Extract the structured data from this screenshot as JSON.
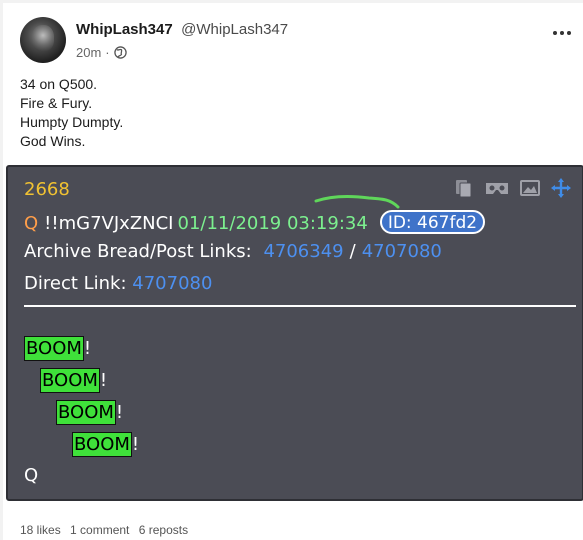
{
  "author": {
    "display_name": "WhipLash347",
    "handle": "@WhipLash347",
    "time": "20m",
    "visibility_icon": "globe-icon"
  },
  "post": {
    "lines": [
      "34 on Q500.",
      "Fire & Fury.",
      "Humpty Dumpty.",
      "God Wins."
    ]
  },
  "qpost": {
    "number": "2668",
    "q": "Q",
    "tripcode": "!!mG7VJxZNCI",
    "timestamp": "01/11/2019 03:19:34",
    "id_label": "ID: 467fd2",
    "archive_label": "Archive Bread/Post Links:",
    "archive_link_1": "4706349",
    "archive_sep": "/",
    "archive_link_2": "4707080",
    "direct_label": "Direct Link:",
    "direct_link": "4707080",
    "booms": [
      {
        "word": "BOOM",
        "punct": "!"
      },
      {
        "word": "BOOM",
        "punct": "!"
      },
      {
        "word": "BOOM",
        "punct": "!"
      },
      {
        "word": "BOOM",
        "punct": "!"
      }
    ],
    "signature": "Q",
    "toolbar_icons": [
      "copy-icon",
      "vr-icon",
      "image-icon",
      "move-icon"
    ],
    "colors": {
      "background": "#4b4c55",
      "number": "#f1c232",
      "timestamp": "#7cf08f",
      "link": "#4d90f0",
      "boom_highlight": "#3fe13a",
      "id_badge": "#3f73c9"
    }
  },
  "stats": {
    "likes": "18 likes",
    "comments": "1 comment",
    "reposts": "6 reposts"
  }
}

---

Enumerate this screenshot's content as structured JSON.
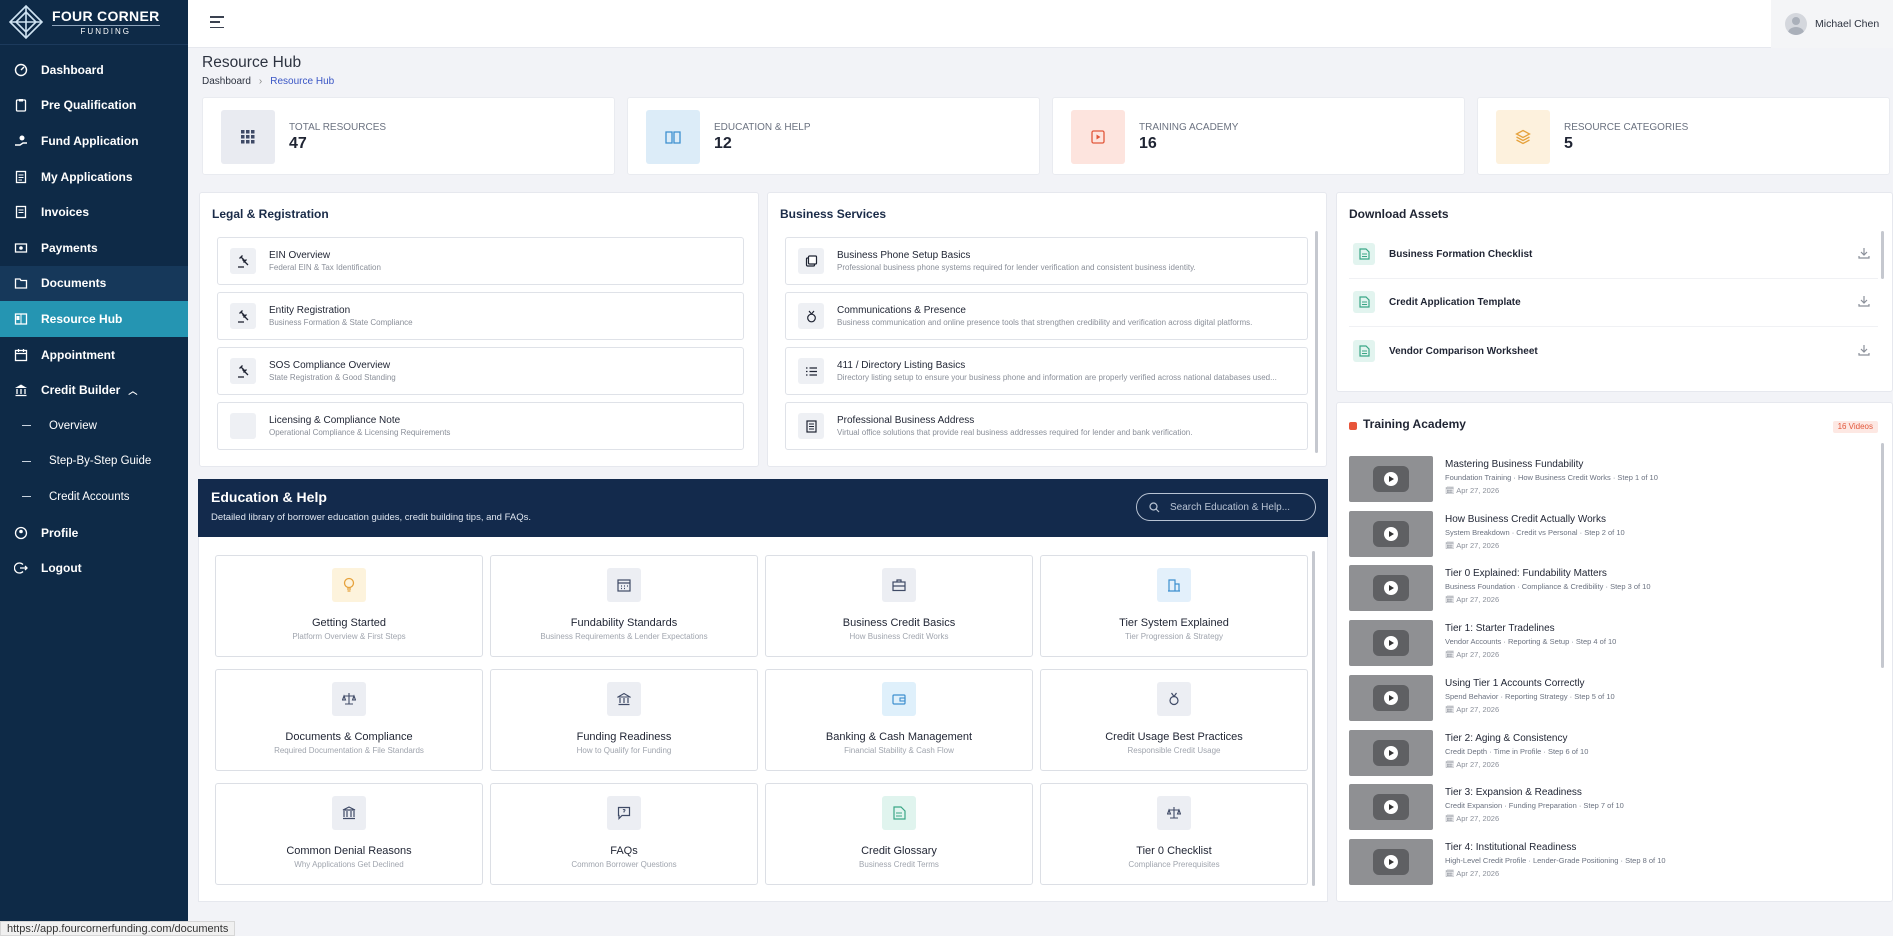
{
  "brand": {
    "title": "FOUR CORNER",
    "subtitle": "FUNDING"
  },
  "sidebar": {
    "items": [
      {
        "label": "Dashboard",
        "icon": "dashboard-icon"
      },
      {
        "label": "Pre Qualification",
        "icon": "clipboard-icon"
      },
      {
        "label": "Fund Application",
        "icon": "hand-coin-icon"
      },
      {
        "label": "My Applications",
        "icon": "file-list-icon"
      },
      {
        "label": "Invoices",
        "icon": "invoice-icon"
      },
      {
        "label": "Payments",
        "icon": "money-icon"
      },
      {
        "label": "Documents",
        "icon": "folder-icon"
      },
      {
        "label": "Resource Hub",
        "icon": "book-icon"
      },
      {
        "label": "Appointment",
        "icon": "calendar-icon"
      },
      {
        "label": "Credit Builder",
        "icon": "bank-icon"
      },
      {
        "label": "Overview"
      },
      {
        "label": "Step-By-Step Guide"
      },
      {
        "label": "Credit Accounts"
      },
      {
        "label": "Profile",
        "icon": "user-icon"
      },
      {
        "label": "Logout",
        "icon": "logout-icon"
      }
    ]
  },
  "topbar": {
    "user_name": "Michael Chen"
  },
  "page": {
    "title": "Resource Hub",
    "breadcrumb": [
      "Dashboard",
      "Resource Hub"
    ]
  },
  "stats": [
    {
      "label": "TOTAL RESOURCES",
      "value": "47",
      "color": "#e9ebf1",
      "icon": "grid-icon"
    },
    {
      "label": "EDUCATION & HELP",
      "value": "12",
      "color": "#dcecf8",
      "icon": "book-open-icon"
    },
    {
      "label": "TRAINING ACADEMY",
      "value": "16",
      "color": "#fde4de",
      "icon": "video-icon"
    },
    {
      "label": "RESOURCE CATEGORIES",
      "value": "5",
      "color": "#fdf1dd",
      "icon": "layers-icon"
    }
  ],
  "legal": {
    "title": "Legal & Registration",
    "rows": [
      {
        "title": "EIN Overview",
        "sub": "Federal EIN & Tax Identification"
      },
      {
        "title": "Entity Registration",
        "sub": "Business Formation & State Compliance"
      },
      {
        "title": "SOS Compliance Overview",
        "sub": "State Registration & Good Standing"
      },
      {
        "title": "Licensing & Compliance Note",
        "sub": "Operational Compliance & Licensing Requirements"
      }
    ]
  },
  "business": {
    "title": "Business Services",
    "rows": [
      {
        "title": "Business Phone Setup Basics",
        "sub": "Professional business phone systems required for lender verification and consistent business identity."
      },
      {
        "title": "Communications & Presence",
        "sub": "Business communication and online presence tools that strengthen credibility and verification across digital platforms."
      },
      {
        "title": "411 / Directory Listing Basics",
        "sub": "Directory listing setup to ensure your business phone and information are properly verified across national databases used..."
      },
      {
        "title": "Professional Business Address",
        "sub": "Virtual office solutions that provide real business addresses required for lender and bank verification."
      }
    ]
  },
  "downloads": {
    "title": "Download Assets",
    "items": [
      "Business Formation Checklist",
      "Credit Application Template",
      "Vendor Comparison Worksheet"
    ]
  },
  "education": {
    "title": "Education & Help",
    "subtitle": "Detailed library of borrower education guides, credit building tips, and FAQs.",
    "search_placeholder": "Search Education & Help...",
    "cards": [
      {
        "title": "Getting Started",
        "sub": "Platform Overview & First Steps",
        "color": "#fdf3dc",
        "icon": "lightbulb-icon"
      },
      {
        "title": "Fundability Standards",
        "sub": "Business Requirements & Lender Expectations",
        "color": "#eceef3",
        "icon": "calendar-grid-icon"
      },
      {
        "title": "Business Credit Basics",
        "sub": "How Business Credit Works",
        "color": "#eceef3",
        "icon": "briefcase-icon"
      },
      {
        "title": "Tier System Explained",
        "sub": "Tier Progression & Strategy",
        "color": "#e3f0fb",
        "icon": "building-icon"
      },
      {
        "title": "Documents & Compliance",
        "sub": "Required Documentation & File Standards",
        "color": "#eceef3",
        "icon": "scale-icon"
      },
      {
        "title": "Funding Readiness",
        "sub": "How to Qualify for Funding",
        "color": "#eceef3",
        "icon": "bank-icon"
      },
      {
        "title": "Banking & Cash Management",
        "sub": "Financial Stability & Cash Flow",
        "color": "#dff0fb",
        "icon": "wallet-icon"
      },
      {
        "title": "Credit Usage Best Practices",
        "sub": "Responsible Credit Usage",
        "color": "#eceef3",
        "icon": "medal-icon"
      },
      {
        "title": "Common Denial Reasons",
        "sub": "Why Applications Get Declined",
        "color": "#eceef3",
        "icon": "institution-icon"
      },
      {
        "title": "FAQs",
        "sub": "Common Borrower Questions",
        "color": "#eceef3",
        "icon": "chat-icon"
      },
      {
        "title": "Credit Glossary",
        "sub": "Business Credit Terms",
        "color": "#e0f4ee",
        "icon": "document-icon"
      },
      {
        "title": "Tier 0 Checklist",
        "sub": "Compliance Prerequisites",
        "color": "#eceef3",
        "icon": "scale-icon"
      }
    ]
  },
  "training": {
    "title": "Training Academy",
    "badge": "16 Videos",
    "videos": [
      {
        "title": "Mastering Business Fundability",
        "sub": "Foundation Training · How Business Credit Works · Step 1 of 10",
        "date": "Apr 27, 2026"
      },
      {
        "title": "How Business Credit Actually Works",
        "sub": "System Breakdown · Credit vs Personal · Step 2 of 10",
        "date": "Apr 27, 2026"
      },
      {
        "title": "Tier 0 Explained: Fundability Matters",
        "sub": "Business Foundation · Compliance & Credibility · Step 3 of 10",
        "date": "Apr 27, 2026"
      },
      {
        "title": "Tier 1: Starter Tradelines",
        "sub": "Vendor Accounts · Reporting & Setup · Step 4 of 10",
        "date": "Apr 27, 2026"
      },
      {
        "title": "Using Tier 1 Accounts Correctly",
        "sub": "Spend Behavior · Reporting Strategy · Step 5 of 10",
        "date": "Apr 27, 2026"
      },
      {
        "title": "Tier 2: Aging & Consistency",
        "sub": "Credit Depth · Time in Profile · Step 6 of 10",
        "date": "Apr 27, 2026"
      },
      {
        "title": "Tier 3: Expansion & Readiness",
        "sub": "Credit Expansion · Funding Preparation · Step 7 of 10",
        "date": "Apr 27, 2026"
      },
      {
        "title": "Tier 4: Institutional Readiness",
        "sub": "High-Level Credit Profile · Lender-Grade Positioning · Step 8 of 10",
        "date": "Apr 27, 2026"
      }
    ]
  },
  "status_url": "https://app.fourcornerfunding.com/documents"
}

...

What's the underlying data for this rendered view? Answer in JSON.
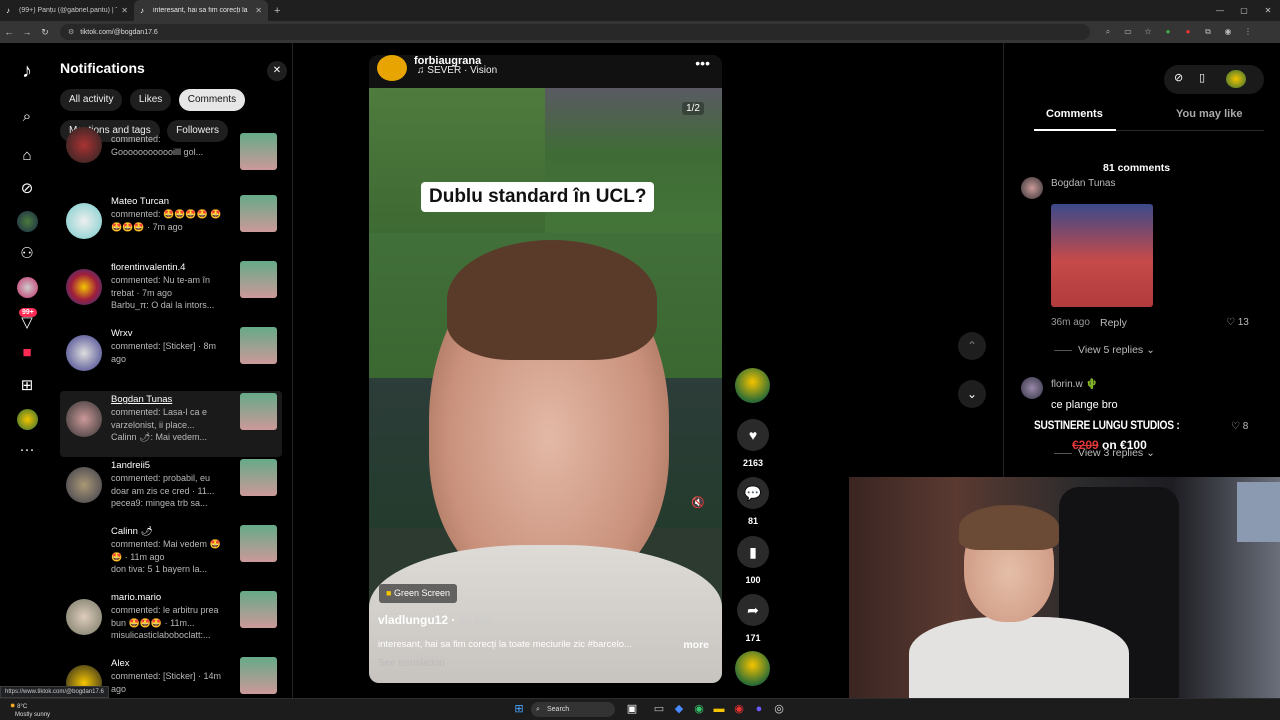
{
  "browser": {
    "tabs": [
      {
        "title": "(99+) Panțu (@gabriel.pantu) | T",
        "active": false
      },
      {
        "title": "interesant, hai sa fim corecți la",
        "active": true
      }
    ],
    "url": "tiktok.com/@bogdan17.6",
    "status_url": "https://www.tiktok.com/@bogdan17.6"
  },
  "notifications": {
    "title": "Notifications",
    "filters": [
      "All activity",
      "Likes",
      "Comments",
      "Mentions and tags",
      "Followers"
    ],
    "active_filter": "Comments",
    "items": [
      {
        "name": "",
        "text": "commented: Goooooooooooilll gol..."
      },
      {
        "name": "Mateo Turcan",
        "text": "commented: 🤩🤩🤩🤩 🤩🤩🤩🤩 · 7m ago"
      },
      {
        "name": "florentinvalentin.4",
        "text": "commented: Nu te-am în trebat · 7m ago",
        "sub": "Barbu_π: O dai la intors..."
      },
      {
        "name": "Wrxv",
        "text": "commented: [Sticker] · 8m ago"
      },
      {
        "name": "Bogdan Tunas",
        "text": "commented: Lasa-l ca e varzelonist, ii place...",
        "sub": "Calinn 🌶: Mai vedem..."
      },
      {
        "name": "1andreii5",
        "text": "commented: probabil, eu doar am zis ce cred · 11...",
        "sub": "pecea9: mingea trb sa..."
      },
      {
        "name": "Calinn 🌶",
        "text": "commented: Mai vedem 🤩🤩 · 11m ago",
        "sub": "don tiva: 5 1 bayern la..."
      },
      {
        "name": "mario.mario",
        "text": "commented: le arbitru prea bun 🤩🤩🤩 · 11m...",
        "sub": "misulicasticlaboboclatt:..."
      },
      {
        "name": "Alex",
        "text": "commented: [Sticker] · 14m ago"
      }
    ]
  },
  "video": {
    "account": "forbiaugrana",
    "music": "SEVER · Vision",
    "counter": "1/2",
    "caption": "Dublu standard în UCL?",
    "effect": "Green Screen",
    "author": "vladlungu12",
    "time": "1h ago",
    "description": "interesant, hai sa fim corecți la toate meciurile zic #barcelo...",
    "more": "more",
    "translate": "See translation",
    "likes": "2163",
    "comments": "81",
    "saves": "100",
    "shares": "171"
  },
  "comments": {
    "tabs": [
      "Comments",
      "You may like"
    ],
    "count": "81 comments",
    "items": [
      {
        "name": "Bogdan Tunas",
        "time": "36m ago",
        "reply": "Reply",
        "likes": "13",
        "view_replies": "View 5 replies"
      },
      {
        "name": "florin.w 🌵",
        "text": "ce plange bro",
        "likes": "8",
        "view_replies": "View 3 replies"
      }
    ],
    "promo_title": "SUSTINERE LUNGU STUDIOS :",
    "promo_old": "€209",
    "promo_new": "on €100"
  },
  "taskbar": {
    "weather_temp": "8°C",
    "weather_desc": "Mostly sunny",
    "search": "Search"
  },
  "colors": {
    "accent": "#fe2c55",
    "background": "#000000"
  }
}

--- Exercise requirements ---
Look through the material above and pick out each line holding the word "JSON".

--- Full solution ---
Extract the structured data from this screenshot as JSON.
Enumerate this screenshot's content as structured JSON.
What's the underlying data for this rendered view? Answer in JSON.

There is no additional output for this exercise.